### SHORT EXERCISE
Will you print the material below without altering a single character?

[BEGIN GIVEN RECORDS]

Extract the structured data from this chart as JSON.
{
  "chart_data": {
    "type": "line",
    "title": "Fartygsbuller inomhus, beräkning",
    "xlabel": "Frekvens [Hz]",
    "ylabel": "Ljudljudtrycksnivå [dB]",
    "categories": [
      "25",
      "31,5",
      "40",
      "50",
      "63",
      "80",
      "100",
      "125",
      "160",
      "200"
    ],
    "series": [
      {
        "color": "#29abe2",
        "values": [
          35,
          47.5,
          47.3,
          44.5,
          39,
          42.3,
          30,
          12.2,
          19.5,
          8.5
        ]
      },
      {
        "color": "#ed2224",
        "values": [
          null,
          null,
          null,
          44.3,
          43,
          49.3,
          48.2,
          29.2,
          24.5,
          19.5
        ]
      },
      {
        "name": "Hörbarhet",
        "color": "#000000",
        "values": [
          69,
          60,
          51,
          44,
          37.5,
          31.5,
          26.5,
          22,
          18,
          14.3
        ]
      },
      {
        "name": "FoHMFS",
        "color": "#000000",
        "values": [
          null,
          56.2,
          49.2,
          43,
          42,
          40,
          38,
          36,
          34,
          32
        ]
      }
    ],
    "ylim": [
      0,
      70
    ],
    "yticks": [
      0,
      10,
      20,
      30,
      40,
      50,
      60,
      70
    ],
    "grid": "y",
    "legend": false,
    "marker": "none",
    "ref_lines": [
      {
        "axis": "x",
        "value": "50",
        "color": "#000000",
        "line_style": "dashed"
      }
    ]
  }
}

[END GIVEN RECORDS]

### OUTPUT
Extract the structured data from this chart as JSON.
{
  "chart_data": {
    "type": "line",
    "title": "Fartygsbuller inomhus, beräkning",
    "xlabel": "Frekvens [Hz]",
    "ylabel": "Ljudljudtrycksnivå [dB]",
    "categories": [
      "25",
      "31,5",
      "40",
      "50",
      "63",
      "80",
      "100",
      "125",
      "160",
      "200"
    ],
    "series": [
      {
        "color": "#29abe2",
        "values": [
          35,
          47.5,
          47.3,
          44.5,
          39,
          42.3,
          30,
          12.2,
          19.5,
          8.5
        ]
      },
      {
        "color": "#ed2224",
        "values": [
          null,
          null,
          null,
          44.3,
          43,
          49.3,
          48.2,
          29.2,
          24.5,
          19.5
        ]
      },
      {
        "name": "Hörbarhet",
        "color": "#000000",
        "values": [
          69,
          60,
          51,
          44,
          37.5,
          31.5,
          26.5,
          22,
          18,
          14.3
        ]
      },
      {
        "name": "FoHMFS",
        "color": "#000000",
        "values": [
          null,
          56.2,
          49.2,
          43,
          42,
          40,
          38,
          36,
          34,
          32
        ]
      }
    ],
    "ylim": [
      0,
      70
    ],
    "yticks": [
      0,
      10,
      20,
      30,
      40,
      50,
      60,
      70
    ],
    "grid": "y",
    "legend": false,
    "marker": "none",
    "ref_lines": [
      {
        "axis": "x",
        "value": "50",
        "color": "#000000",
        "line_style": "dashed"
      }
    ]
  }
}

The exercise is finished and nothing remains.